▶ [OBJECTIVE]
Reproduce the records below in full and exactly, without their images.

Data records
====================
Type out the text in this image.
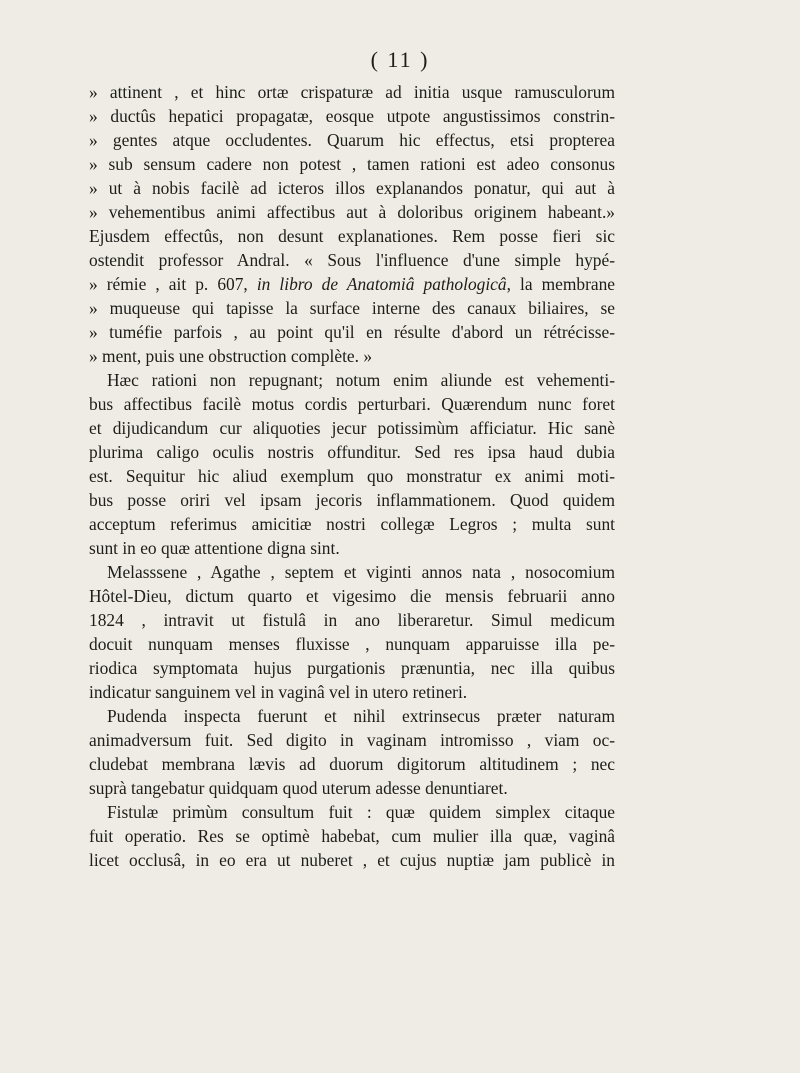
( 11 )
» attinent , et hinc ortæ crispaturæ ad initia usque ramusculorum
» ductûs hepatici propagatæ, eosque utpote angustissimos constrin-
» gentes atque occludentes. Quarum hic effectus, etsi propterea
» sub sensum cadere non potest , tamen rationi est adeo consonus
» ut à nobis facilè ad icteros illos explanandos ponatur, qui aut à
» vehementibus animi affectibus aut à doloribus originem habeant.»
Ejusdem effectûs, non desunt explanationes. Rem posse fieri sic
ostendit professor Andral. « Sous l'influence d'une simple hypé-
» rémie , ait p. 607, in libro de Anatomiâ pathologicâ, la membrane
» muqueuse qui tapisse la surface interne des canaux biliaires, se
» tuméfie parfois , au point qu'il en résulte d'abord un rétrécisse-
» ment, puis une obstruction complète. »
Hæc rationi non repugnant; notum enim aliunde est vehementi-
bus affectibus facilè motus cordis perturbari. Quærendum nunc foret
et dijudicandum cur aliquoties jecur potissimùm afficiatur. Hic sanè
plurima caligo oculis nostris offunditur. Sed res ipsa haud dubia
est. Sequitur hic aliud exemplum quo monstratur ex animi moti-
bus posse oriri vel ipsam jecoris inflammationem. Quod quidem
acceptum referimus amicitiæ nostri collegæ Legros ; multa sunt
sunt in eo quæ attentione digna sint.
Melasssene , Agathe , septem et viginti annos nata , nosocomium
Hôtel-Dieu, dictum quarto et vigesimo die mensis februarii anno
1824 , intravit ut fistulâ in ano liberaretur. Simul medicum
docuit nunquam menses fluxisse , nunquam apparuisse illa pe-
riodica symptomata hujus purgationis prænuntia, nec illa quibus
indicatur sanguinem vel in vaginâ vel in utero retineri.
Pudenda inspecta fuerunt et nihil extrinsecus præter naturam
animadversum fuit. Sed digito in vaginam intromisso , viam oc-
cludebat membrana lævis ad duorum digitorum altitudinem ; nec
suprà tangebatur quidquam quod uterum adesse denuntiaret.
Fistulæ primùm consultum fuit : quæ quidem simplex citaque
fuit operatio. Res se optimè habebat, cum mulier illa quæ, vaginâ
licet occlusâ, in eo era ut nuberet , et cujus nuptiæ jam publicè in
====================
▶ [RESPONSE TO THIS EXERCISE]
Type out the text in this image.
( 11 )
» attinent , et hinc ortæ crispaturæ ad initia usque ramusculorum
» ductûs hepatici propagatæ, eosque utpote angustissimos constrin-
» gentes atque occludentes. Quarum hic effectus, etsi propterea
» sub sensum cadere non potest , tamen rationi est adeo consonus
» ut à nobis facilè ad icteros illos explanandos ponatur, qui aut à
» vehementibus animi affectibus aut à doloribus originem habeant.»
Ejusdem effectûs, non desunt explanationes. Rem posse fieri sic
ostendit professor Andral. « Sous l'influence d'une simple hypé-
» rémie , ait p. 607, in libro de Anatomiâ pathologicâ, la membrane
» muqueuse qui tapisse la surface interne des canaux biliaires, se
» tuméfie parfois , au point qu'il en résulte d'abord un rétrécisse-
» ment, puis une obstruction complète. »
Hæc rationi non repugnant; notum enim aliunde est vehementi-
bus affectibus facilè motus cordis perturbari. Quærendum nunc foret
et dijudicandum cur aliquoties jecur potissimùm afficiatur. Hic sanè
plurima caligo oculis nostris offunditur. Sed res ipsa haud dubia
est. Sequitur hic aliud exemplum quo monstratur ex animi moti-
bus posse oriri vel ipsam jecoris inflammationem. Quod quidem
acceptum referimus amicitiæ nostri collegæ Legros ; multa sunt
sunt in eo quæ attentione digna sint.
Melasssene , Agathe , septem et viginti annos nata , nosocomium
Hôtel-Dieu, dictum quarto et vigesimo die mensis februarii anno
1824 , intravit ut fistulâ in ano liberaretur. Simul medicum
docuit nunquam menses fluxisse , nunquam apparuisse illa pe-
riodica symptomata hujus purgationis prænuntia, nec illa quibus
indicatur sanguinem vel in vaginâ vel in utero retineri.
Pudenda inspecta fuerunt et nihil extrinsecus præter naturam
animadversum fuit. Sed digito in vaginam intromisso , viam oc-
cludebat membrana lævis ad duorum digitorum altitudinem ; nec
suprà tangebatur quidquam quod uterum adesse denuntiaret.
Fistulæ primùm consultum fuit : quæ quidem simplex citaque
fuit operatio. Res se optimè habebat, cum mulier illa quæ, vaginâ
licet occlusâ, in eo era ut nuberet , et cujus nuptiæ jam publicè in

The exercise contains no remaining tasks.